All of the listing below must be repeated word for word. Pictures are the only thing to omit.

→ **RECORDS PROVIDED**:
[start]
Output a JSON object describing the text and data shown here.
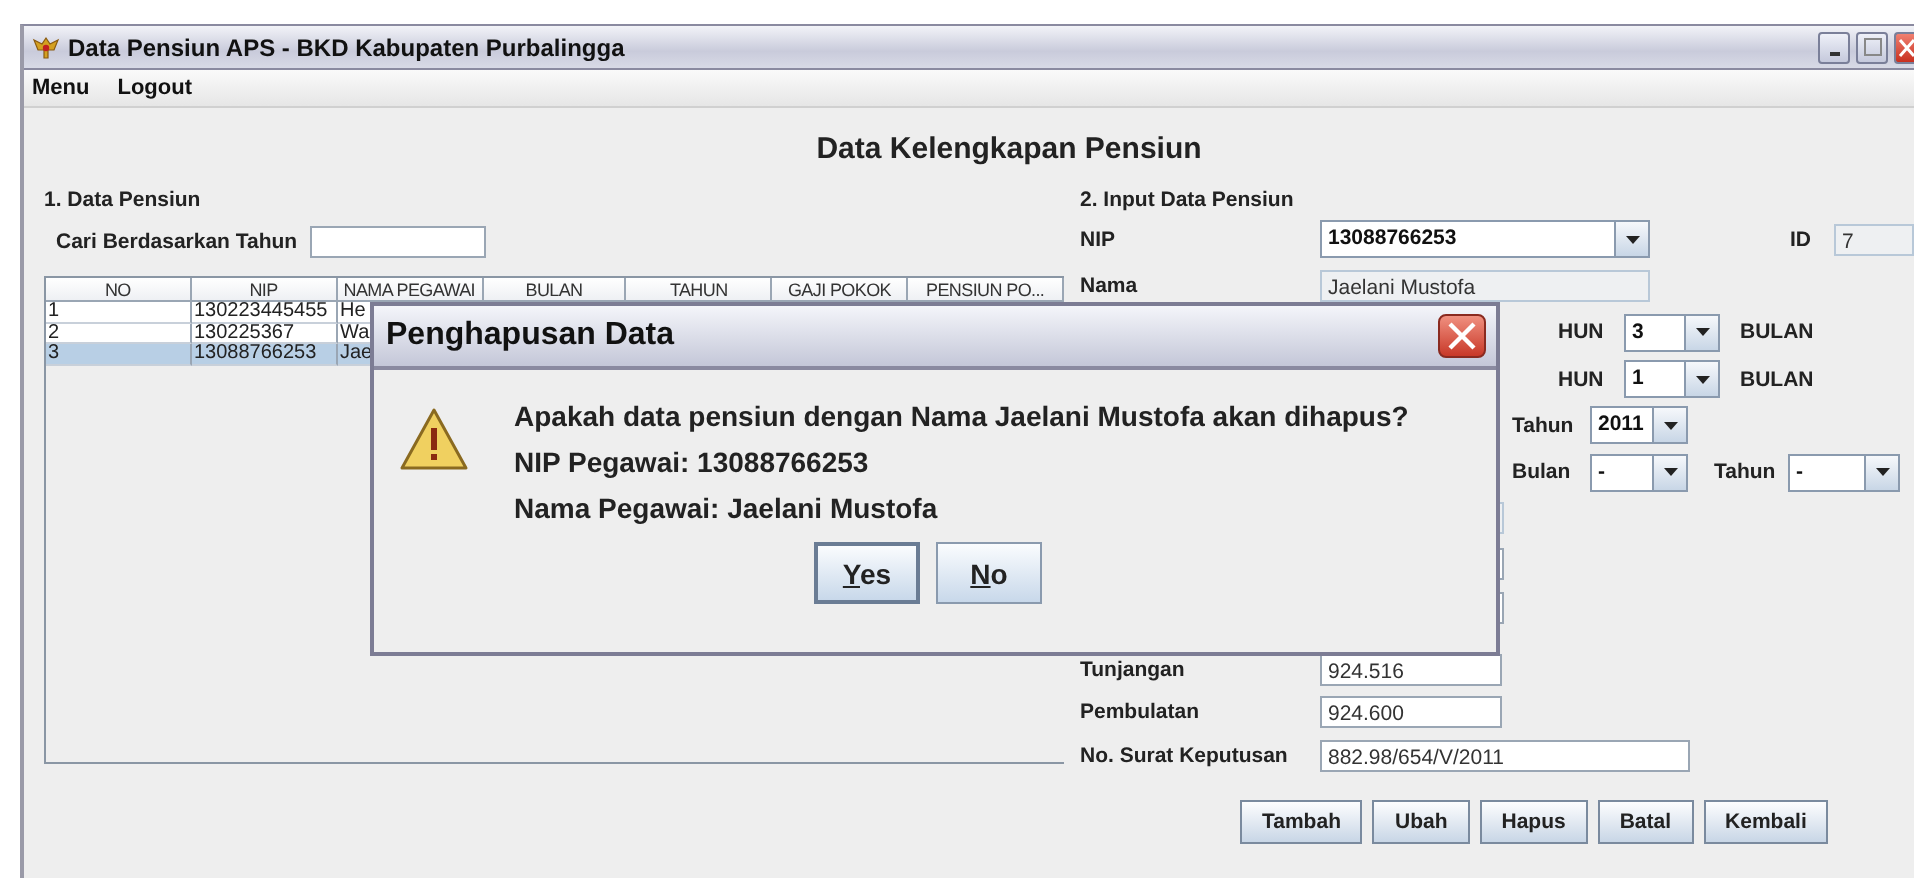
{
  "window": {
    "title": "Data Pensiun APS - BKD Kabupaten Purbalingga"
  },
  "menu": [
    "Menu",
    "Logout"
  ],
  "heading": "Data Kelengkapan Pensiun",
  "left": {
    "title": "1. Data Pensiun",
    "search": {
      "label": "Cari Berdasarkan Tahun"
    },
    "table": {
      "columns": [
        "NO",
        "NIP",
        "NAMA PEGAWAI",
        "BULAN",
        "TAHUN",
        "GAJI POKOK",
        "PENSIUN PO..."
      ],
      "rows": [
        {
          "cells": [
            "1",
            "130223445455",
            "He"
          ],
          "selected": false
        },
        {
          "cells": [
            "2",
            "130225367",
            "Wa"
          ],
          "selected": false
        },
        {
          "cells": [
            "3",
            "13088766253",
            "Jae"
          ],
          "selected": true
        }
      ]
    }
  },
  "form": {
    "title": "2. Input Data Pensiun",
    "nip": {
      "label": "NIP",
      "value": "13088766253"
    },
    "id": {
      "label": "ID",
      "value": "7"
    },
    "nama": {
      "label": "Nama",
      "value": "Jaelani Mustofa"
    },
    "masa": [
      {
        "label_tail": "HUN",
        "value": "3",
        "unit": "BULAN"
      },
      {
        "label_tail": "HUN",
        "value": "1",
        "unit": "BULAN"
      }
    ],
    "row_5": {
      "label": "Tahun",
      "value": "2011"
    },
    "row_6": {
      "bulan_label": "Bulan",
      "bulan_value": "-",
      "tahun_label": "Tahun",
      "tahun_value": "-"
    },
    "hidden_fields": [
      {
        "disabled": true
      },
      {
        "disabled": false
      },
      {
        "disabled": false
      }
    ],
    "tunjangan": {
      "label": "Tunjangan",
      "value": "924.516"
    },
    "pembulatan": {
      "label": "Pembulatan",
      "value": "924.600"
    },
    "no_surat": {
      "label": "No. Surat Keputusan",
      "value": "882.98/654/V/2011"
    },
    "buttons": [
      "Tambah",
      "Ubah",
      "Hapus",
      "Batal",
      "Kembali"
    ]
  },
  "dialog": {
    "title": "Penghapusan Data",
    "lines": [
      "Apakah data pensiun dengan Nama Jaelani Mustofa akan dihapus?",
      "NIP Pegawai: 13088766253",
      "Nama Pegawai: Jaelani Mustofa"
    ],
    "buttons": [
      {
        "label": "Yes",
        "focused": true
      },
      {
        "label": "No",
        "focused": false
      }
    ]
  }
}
[end]
→ **SOLUTION**:
Output a JSON object describing the text and data shown here.
{
  "window": {
    "title": "Data Pensiun APS - BKD Kabupaten Purbalingga"
  },
  "menu": [
    "Menu",
    "Logout"
  ],
  "heading": "Data Kelengkapan Pensiun",
  "left": {
    "title": "1. Data Pensiun",
    "search": {
      "label": "Cari Berdasarkan Tahun"
    },
    "table": {
      "columns": [
        "NO",
        "NIP",
        "NAMA PEGAWAI",
        "BULAN",
        "TAHUN",
        "GAJI POKOK",
        "PENSIUN PO..."
      ],
      "rows": [
        {
          "cells": [
            "1",
            "130223445455",
            "He"
          ],
          "selected": false
        },
        {
          "cells": [
            "2",
            "130225367",
            "Wa"
          ],
          "selected": false
        },
        {
          "cells": [
            "3",
            "13088766253",
            "Jae"
          ],
          "selected": true
        }
      ]
    }
  },
  "form": {
    "title": "2. Input Data Pensiun",
    "nip": {
      "label": "NIP",
      "value": "13088766253"
    },
    "id": {
      "label": "ID",
      "value": "7"
    },
    "nama": {
      "label": "Nama",
      "value": "Jaelani Mustofa"
    },
    "masa": [
      {
        "label_tail": "HUN",
        "value": "3",
        "unit": "BULAN"
      },
      {
        "label_tail": "HUN",
        "value": "1",
        "unit": "BULAN"
      }
    ],
    "row_5": {
      "label": "Tahun",
      "value": "2011"
    },
    "row_6": {
      "bulan_label": "Bulan",
      "bulan_value": "-",
      "tahun_label": "Tahun",
      "tahun_value": "-"
    },
    "hidden_fields": [
      {
        "disabled": true
      },
      {
        "disabled": false
      },
      {
        "disabled": false
      }
    ],
    "tunjangan": {
      "label": "Tunjangan",
      "value": "924.516"
    },
    "pembulatan": {
      "label": "Pembulatan",
      "value": "924.600"
    },
    "no_surat": {
      "label": "No. Surat Keputusan",
      "value": "882.98/654/V/2011"
    },
    "buttons": [
      "Tambah",
      "Ubah",
      "Hapus",
      "Batal",
      "Kembali"
    ]
  },
  "dialog": {
    "title": "Penghapusan Data",
    "lines": [
      "Apakah data pensiun dengan Nama Jaelani Mustofa akan dihapus?",
      "NIP Pegawai: 13088766253",
      "Nama Pegawai: Jaelani Mustofa"
    ],
    "buttons": [
      {
        "label": "Yes",
        "focused": true
      },
      {
        "label": "No",
        "focused": false
      }
    ]
  }
}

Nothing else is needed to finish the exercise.